* [Your goal]: Filter the entries, keeping every line with the word "Number".

-- START OF Given data --

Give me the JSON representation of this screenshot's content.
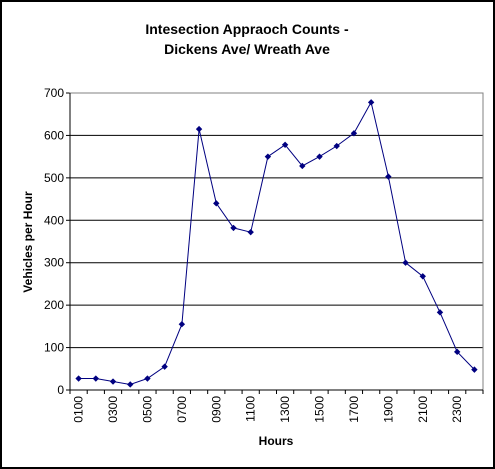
{
  "chart_data": {
    "type": "line",
    "title": [
      "Intesection Appraoch Counts -",
      "Dickens Ave/ Wreath Ave"
    ],
    "xlabel": "Hours",
    "ylabel": "Vehicles per Hour",
    "ylim": [
      0,
      700
    ],
    "yticks": [
      "0",
      "100",
      "200",
      "300",
      "400",
      "500",
      "600",
      "700"
    ],
    "grid": true,
    "legend": "none",
    "categories": [
      "0100",
      "0200",
      "0300",
      "0400",
      "0500",
      "0600",
      "0700",
      "0800",
      "0900",
      "1000",
      "1100",
      "1200",
      "1300",
      "1400",
      "1500",
      "1600",
      "1700",
      "1800",
      "1900",
      "2000",
      "2100",
      "2200",
      "2300",
      "2400"
    ],
    "xtick_labels": [
      "0100",
      "",
      "0300",
      "",
      "0500",
      "",
      "0700",
      "",
      "0900",
      "",
      "1100",
      "",
      "1300",
      "",
      "1500",
      "",
      "1700",
      "",
      "1900",
      "",
      "2100",
      "",
      "2300",
      ""
    ],
    "series": [
      {
        "values": [
          27,
          27,
          20,
          13,
          27,
          55,
          155,
          615,
          440,
          382,
          372,
          550,
          578,
          528,
          550,
          575,
          605,
          678,
          503,
          300,
          268,
          183,
          90,
          48
        ],
        "color": "#000080"
      }
    ]
  }
}
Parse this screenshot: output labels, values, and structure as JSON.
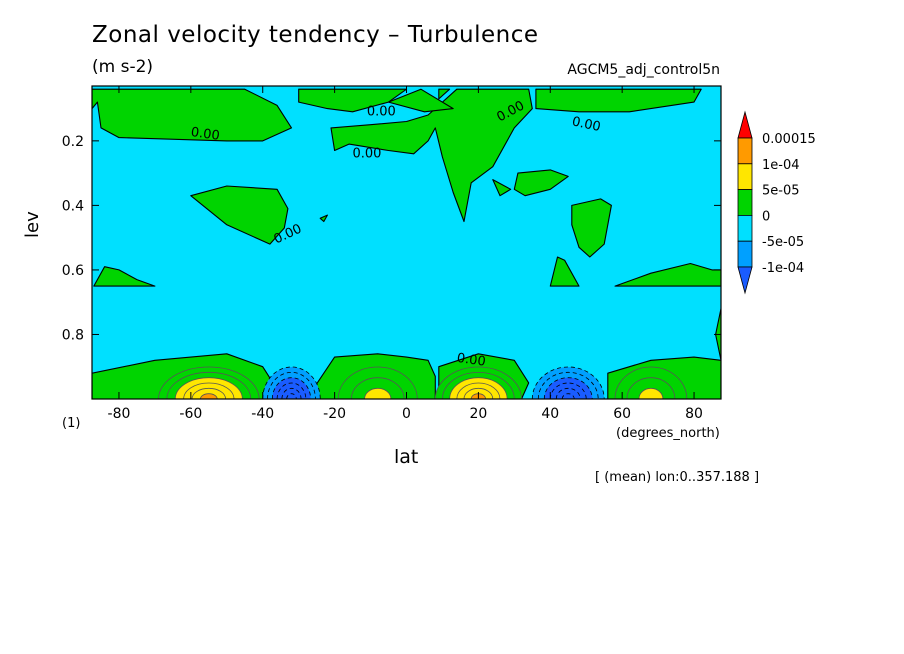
{
  "title": "Zonal velocity tendency – Turbulence",
  "units": "(m s-2)",
  "dataset": "AGCM5_adj_control5n",
  "xlabel": "lat",
  "ylabel": "lev",
  "x_unit": "(degrees_north)",
  "level_note": "(1)",
  "footnote": "[ (mean) lon:0..357.188 ]",
  "chart_data": {
    "type": "heatmap",
    "plot_style": "filled contour",
    "xlim": [
      -87.5,
      87.5
    ],
    "ylim": [
      1.0,
      0.03
    ],
    "x_ticks": [
      {
        "v": -80,
        "label": "-80"
      },
      {
        "v": -60,
        "label": "-60"
      },
      {
        "v": -40,
        "label": "-40"
      },
      {
        "v": -20,
        "label": "-20"
      },
      {
        "v": 0,
        "label": "0"
      },
      {
        "v": 20,
        "label": "20"
      },
      {
        "v": 40,
        "label": "40"
      },
      {
        "v": 60,
        "label": "60"
      },
      {
        "v": 80,
        "label": "80"
      }
    ],
    "y_ticks": [
      {
        "v": 0.2,
        "label": "0.2"
      },
      {
        "v": 0.4,
        "label": "0.4"
      },
      {
        "v": 0.6,
        "label": "0.6"
      },
      {
        "v": 0.8,
        "label": "0.8"
      }
    ],
    "background": {
      "range": [
        -5e-05,
        0
      ],
      "color": "#00e0ff"
    },
    "regions_positive": [
      [
        [
          -87.5,
          0.92
        ],
        [
          -70,
          0.88
        ],
        [
          -50,
          0.86
        ],
        [
          -40,
          0.9
        ],
        [
          -36,
          0.97
        ],
        [
          -40,
          1.0
        ],
        [
          -87.5,
          1.0
        ]
      ],
      [
        [
          -26,
          0.97
        ],
        [
          -20,
          0.87
        ],
        [
          -8,
          0.86
        ],
        [
          0,
          0.87
        ],
        [
          6,
          0.88
        ],
        [
          8,
          0.93
        ],
        [
          8,
          1.0
        ],
        [
          -26,
          1.0
        ]
      ],
      [
        [
          9,
          1.0
        ],
        [
          9,
          0.9
        ],
        [
          20,
          0.86
        ],
        [
          30,
          0.88
        ],
        [
          34,
          0.95
        ],
        [
          32,
          1.0
        ]
      ],
      [
        [
          56,
          1.0
        ],
        [
          56,
          0.92
        ],
        [
          68,
          0.88
        ],
        [
          80,
          0.87
        ],
        [
          87.5,
          0.88
        ],
        [
          87.5,
          1.0
        ]
      ],
      [
        [
          -87.5,
          0.1
        ],
        [
          -86,
          0.08
        ],
        [
          -85,
          0.16
        ],
        [
          -80,
          0.19
        ],
        [
          -50,
          0.2
        ],
        [
          -40,
          0.2
        ],
        [
          -32,
          0.16
        ],
        [
          -36,
          0.09
        ],
        [
          -45,
          0.04
        ],
        [
          -87.5,
          0.04
        ]
      ],
      [
        [
          -30,
          0.04
        ],
        [
          -30,
          0.08
        ],
        [
          -22,
          0.1
        ],
        [
          -15,
          0.11
        ],
        [
          -5,
          0.08
        ],
        [
          0,
          0.04
        ]
      ],
      [
        [
          9,
          0.04
        ],
        [
          9,
          0.07
        ],
        [
          12,
          0.04
        ]
      ],
      [
        [
          -21,
          0.16
        ],
        [
          -20,
          0.23
        ],
        [
          -16,
          0.21
        ],
        [
          -5,
          0.23
        ],
        [
          2,
          0.24
        ],
        [
          6,
          0.2
        ],
        [
          8,
          0.16
        ],
        [
          10,
          0.25
        ],
        [
          13,
          0.36
        ],
        [
          16,
          0.45
        ],
        [
          18,
          0.33
        ],
        [
          24,
          0.28
        ],
        [
          30,
          0.16
        ],
        [
          35,
          0.1
        ],
        [
          34,
          0.04
        ],
        [
          14,
          0.04
        ],
        [
          6,
          0.12
        ],
        [
          0,
          0.14
        ],
        [
          -10,
          0.15
        ]
      ],
      [
        [
          -5,
          0.08
        ],
        [
          4,
          0.04
        ],
        [
          13,
          0.1
        ],
        [
          5,
          0.11
        ]
      ],
      [
        [
          36,
          0.1
        ],
        [
          48,
          0.11
        ],
        [
          62,
          0.11
        ],
        [
          80,
          0.08
        ],
        [
          82,
          0.04
        ],
        [
          36,
          0.04
        ]
      ],
      [
        [
          -84,
          0.59
        ],
        [
          -80,
          0.6
        ],
        [
          -75,
          0.63
        ],
        [
          -70,
          0.65
        ],
        [
          -87,
          0.65
        ]
      ],
      [
        [
          -60,
          0.37
        ],
        [
          -50,
          0.34
        ],
        [
          -36,
          0.35
        ],
        [
          -33,
          0.41
        ],
        [
          -34,
          0.47
        ],
        [
          -38,
          0.52
        ],
        [
          -50,
          0.46
        ]
      ],
      [
        [
          31,
          0.3
        ],
        [
          40,
          0.29
        ],
        [
          45,
          0.31
        ],
        [
          40,
          0.35
        ],
        [
          33,
          0.37
        ],
        [
          30,
          0.35
        ]
      ],
      [
        [
          42,
          0.56
        ],
        [
          44,
          0.57
        ],
        [
          48,
          0.65
        ],
        [
          40,
          0.65
        ]
      ],
      [
        [
          58,
          0.65
        ],
        [
          68,
          0.61
        ],
        [
          79,
          0.58
        ],
        [
          85,
          0.6
        ],
        [
          87.5,
          0.6
        ],
        [
          87.5,
          0.65
        ]
      ],
      [
        [
          46,
          0.4
        ],
        [
          54,
          0.38
        ],
        [
          57,
          0.4
        ],
        [
          55,
          0.52
        ],
        [
          51,
          0.56
        ],
        [
          48,
          0.53
        ],
        [
          46,
          0.46
        ]
      ],
      [
        [
          24,
          0.32
        ],
        [
          29,
          0.35
        ],
        [
          26,
          0.37
        ]
      ],
      [
        [
          86,
          0.8
        ],
        [
          87.5,
          0.72
        ],
        [
          87.5,
          0.88
        ]
      ],
      [
        [
          -24,
          0.44
        ],
        [
          -22,
          0.43
        ],
        [
          -23,
          0.45
        ]
      ]
    ],
    "contour_labels": [
      {
        "lat": -56,
        "lev": 0.18,
        "text": "0.00",
        "angle": 8
      },
      {
        "lat": -7,
        "lev": 0.11,
        "text": "0.00",
        "angle": 0
      },
      {
        "lat": -11,
        "lev": 0.24,
        "text": "0.00",
        "angle": 0
      },
      {
        "lat": 29,
        "lev": 0.11,
        "text": "0.00",
        "angle": -28
      },
      {
        "lat": 50,
        "lev": 0.15,
        "text": "0.00",
        "angle": 12
      },
      {
        "lat": -33,
        "lev": 0.49,
        "text": "0.00",
        "angle": -25
      },
      {
        "lat": 18,
        "lev": 0.88,
        "text": "0.00",
        "angle": 8
      }
    ],
    "surface_extrema": [
      {
        "lat": -55,
        "width": 28,
        "peak": 0.00011
      },
      {
        "lat": -32,
        "width": 16,
        "peak": -0.00011
      },
      {
        "lat": -8,
        "width": 22,
        "peak": 6e-05
      },
      {
        "lat": 20,
        "width": 24,
        "peak": 0.00013
      },
      {
        "lat": 45,
        "width": 20,
        "peak": -0.00011
      },
      {
        "lat": 68,
        "width": 20,
        "peak": 6e-05
      }
    ],
    "colorbar": {
      "under_color": "#1a5cff",
      "over_color": "#ff0000",
      "levels": [
        {
          "label": "0.00015",
          "color": "#ff9a00"
        },
        {
          "label": "1e-04",
          "color": "#ffe600"
        },
        {
          "label": "5e-05",
          "color": "#00d400"
        },
        {
          "label": "0",
          "color": "#00e0ff"
        },
        {
          "label": "-5e-05",
          "color": "#00a0ff"
        },
        {
          "label": "-1e-04",
          "color": ""
        }
      ]
    },
    "level_colors": {
      "neg_2": "#1a5cff",
      "neg_1": "#00a0ff",
      "pos_1": "#00d400",
      "pos_2": "#ffe600",
      "pos_3": "#ff9a00",
      "pos_4": "#ff0000"
    }
  }
}
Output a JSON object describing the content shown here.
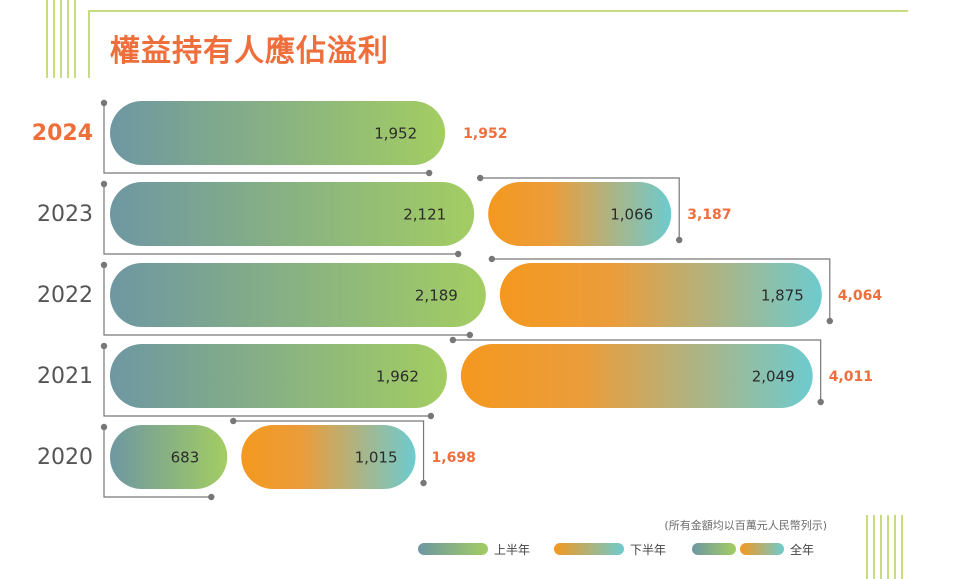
{
  "title": "權益持有人應佔溢利",
  "note": "(所有金額均以百萬元人民幣列示)",
  "legend": {
    "h1": "上半年",
    "h2": "下半年",
    "full": "全年"
  },
  "colors": {
    "accent": "#ef6f3c",
    "h1_start": "#6e97a2",
    "h1_end": "#a3cd62",
    "h2_start": "#f4981f",
    "h2_end": "#6dcbcf",
    "deco_line": "#c7dc7e",
    "bracket": "#777777",
    "axis_text": "#555555"
  },
  "chart_data": {
    "type": "bar",
    "orientation": "horizontal",
    "stacked": true,
    "categories": [
      "2024",
      "2023",
      "2022",
      "2021",
      "2020"
    ],
    "highlight_category": "2024",
    "series": [
      {
        "name": "上半年",
        "values": [
          1952,
          2121,
          2189,
          1962,
          683
        ]
      },
      {
        "name": "下半年",
        "values": [
          null,
          1066,
          1875,
          2049,
          1015
        ]
      }
    ],
    "totals": [
      1952,
      3187,
      4064,
      4011,
      1698
    ],
    "value_labels": {
      "h1": [
        "1,952",
        "2,121",
        "2,189",
        "1,962",
        "683"
      ],
      "h2": [
        "",
        "1,066",
        "1,875",
        "2,049",
        "1,015"
      ],
      "total": [
        "1,952",
        "3,187",
        "4,064",
        "4,011",
        "1,698"
      ]
    },
    "xlim": [
      0,
      4200
    ],
    "grid": false,
    "legend_position": "bottom-right"
  }
}
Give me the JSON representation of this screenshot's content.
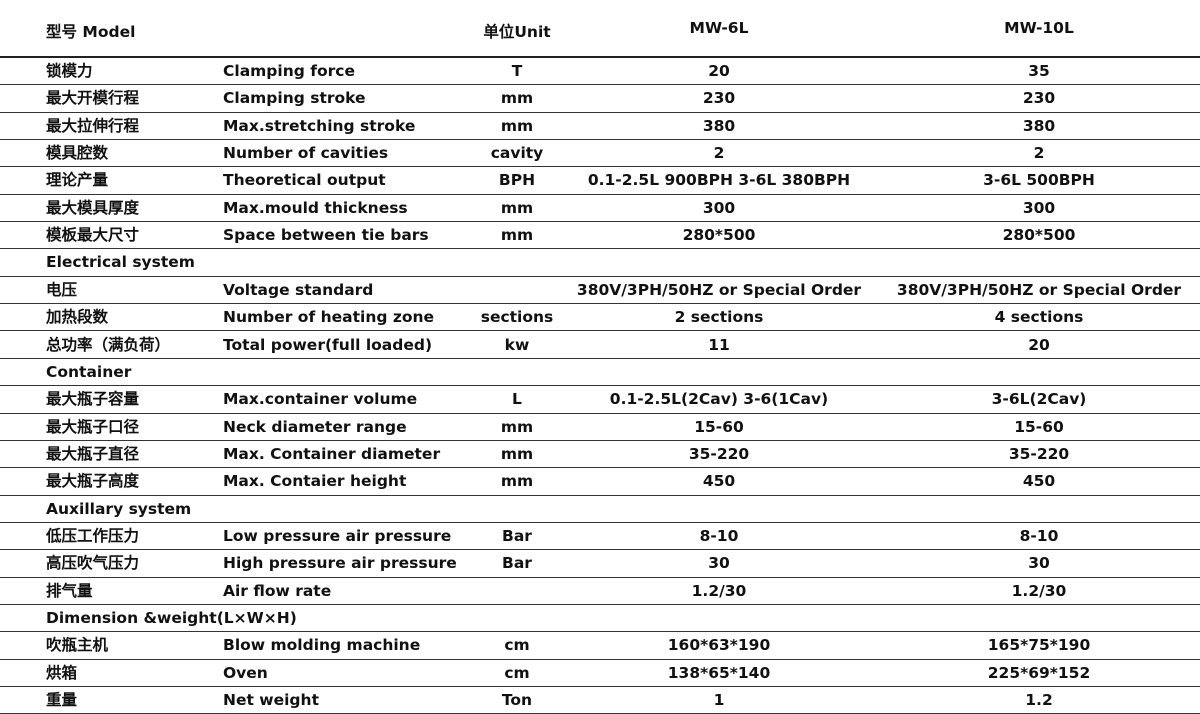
{
  "header": {
    "model": "型号 Model",
    "unit": "单位Unit",
    "col1": "MW-6L",
    "col2": "MW-10L"
  },
  "rows": [
    {
      "cn": "锁模力",
      "en": "Clamping force",
      "unit": "T",
      "v1": "20",
      "v2": "35"
    },
    {
      "cn": "最大开模行程",
      "en": "Clamping stroke",
      "unit": "mm",
      "v1": "230",
      "v2": "230"
    },
    {
      "cn": "最大拉伸行程",
      "en": "Max.stretching stroke",
      "unit": "mm",
      "v1": "380",
      "v2": "380"
    },
    {
      "cn": "模具腔数",
      "en": "Number of cavities",
      "unit": "cavity",
      "v1": "2",
      "v2": "2"
    },
    {
      "cn": "理论产量",
      "en": "Theoretical output",
      "unit": "BPH",
      "v1": "0.1-2.5L 900BPH 3-6L 380BPH",
      "v2": "3-6L 500BPH"
    },
    {
      "cn": "最大模具厚度",
      "en": "Max.mould thickness",
      "unit": "mm",
      "v1": "300",
      "v2": "300"
    },
    {
      "cn": "模板最大尺寸",
      "en": "Space between tie bars",
      "unit": "mm",
      "v1": "280*500",
      "v2": "280*500"
    },
    {
      "section": "Electrical system"
    },
    {
      "cn": "电压",
      "en": "Voltage standard",
      "unit": "",
      "v1": "380V/3PH/50HZ or Special Order",
      "v2": "380V/3PH/50HZ or Special Order"
    },
    {
      "cn": "加热段数",
      "en": "Number of heating zone",
      "unit": "sections",
      "v1": "2 sections",
      "v2": "4 sections"
    },
    {
      "cn": "总功率（满负荷）",
      "en": "Total power(full loaded)",
      "unit": "kw",
      "v1": "11",
      "v2": "20"
    },
    {
      "section": "Container"
    },
    {
      "cn": "最大瓶子容量",
      "en": "Max.container volume",
      "unit": "L",
      "v1": "0.1-2.5L(2Cav) 3-6(1Cav)",
      "v2": "3-6L(2Cav)"
    },
    {
      "cn": "最大瓶子口径",
      "en": "Neck diameter range",
      "unit": "mm",
      "v1": "15-60",
      "v2": "15-60"
    },
    {
      "cn": "最大瓶子直径",
      "en": "Max. Container diameter",
      "unit": "mm",
      "v1": "35-220",
      "v2": "35-220"
    },
    {
      "cn": "最大瓶子高度",
      "en": "Max. Contaier height",
      "unit": "mm",
      "v1": "450",
      "v2": "450"
    },
    {
      "section": "Auxillary system"
    },
    {
      "cn": "低压工作压力",
      "en": "Low pressure air pressure",
      "unit": "Bar",
      "v1": "8-10",
      "v2": "8-10"
    },
    {
      "cn": "高压吹气压力",
      "en": "High pressure air pressure",
      "unit": "Bar",
      "v1": "30",
      "v2": "30"
    },
    {
      "cn": "排气量",
      "en": "Air flow rate",
      "unit": "",
      "v1": "1.2/30",
      "v2": "1.2/30"
    },
    {
      "section": "Dimension &weight(L×W×H)"
    },
    {
      "cn": "吹瓶主机",
      "en": "Blow molding machine",
      "unit": "cm",
      "v1": "160*63*190",
      "v2": "165*75*190"
    },
    {
      "cn": "烘箱",
      "en": "Oven",
      "unit": "cm",
      "v1": "138*65*140",
      "v2": "225*69*152"
    },
    {
      "cn": "重量",
      "en": "Net weight",
      "unit": "Ton",
      "v1": "1",
      "v2": "1.2"
    }
  ]
}
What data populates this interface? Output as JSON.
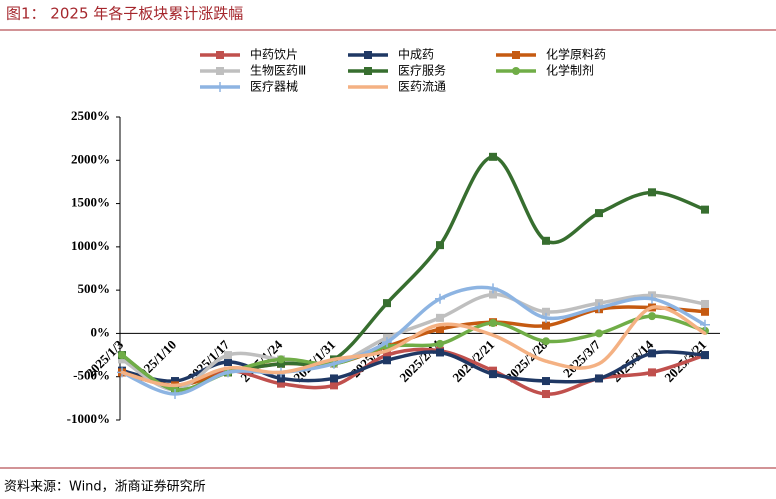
{
  "title": "图1： 2025 年各子板块累计涨跌幅",
  "source": "资料来源：Wind，浙商证券研究所",
  "chart_data": {
    "type": "line",
    "categories": [
      "2025/1/3",
      "2025/1/10",
      "2025/1/17",
      "2025/1/24",
      "2025/1/31",
      "2025/2/7",
      "2025/2/14",
      "2025/2/21",
      "2025/2/28",
      "2025/3/7",
      "2025/3/14",
      "2025/3/21"
    ],
    "ylim": [
      -1000,
      2500
    ],
    "yticks": [
      {
        "value": -1000,
        "label": "-1000%"
      },
      {
        "value": -500,
        "label": "-500%"
      },
      {
        "value": 0,
        "label": "0%"
      },
      {
        "value": 500,
        "label": "500%"
      },
      {
        "value": 1000,
        "label": "1000%"
      },
      {
        "value": 1500,
        "label": "1500%"
      },
      {
        "value": 2000,
        "label": "2000%"
      },
      {
        "value": 2500,
        "label": "2500%"
      }
    ],
    "series": [
      {
        "name": "中药饮片",
        "color": "#c0504d",
        "marker": "square",
        "values": [
          -450,
          -600,
          -430,
          -580,
          -600,
          -250,
          -200,
          -430,
          -700,
          -520,
          -450,
          -250
        ]
      },
      {
        "name": "中成药",
        "color": "#1f3864",
        "marker": "square",
        "values": [
          -430,
          -550,
          -330,
          -520,
          -520,
          -310,
          -220,
          -470,
          -550,
          -520,
          -230,
          -250
        ]
      },
      {
        "name": "化学原料药",
        "color": "#c55a11",
        "marker": "square",
        "values": [
          -450,
          -600,
          -450,
          -350,
          -350,
          -150,
          50,
          130,
          90,
          280,
          300,
          250
        ]
      },
      {
        "name": "生物医药Ⅲ",
        "color": "#bfbfbf",
        "marker": "square",
        "values": [
          -300,
          -650,
          -250,
          -300,
          -350,
          -50,
          180,
          450,
          250,
          350,
          440,
          340
        ]
      },
      {
        "name": "医疗服务",
        "color": "#376e2f",
        "marker": "square",
        "values": [
          -250,
          -650,
          -450,
          -350,
          -300,
          350,
          1020,
          2040,
          1070,
          1390,
          1630,
          1430
        ]
      },
      {
        "name": "化学制剂",
        "color": "#70ad47",
        "marker": "circle",
        "values": [
          -250,
          -650,
          -450,
          -300,
          -350,
          -150,
          -120,
          120,
          -90,
          0,
          200,
          30
        ]
      },
      {
        "name": "医疗器械",
        "color": "#8db4e2",
        "marker": "plus",
        "values": [
          -450,
          -700,
          -450,
          -450,
          -350,
          -100,
          400,
          520,
          180,
          300,
          400,
          100
        ]
      },
      {
        "name": "医药流通",
        "color": "#f4b183",
        "marker": "none",
        "values": [
          -450,
          -600,
          -400,
          -450,
          -300,
          -200,
          100,
          -20,
          -320,
          -350,
          300,
          0
        ]
      }
    ]
  }
}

-- END OF Given data --

* [Written answer]:
      "en": "Number of cavities",
      "en": "Number of heating zone",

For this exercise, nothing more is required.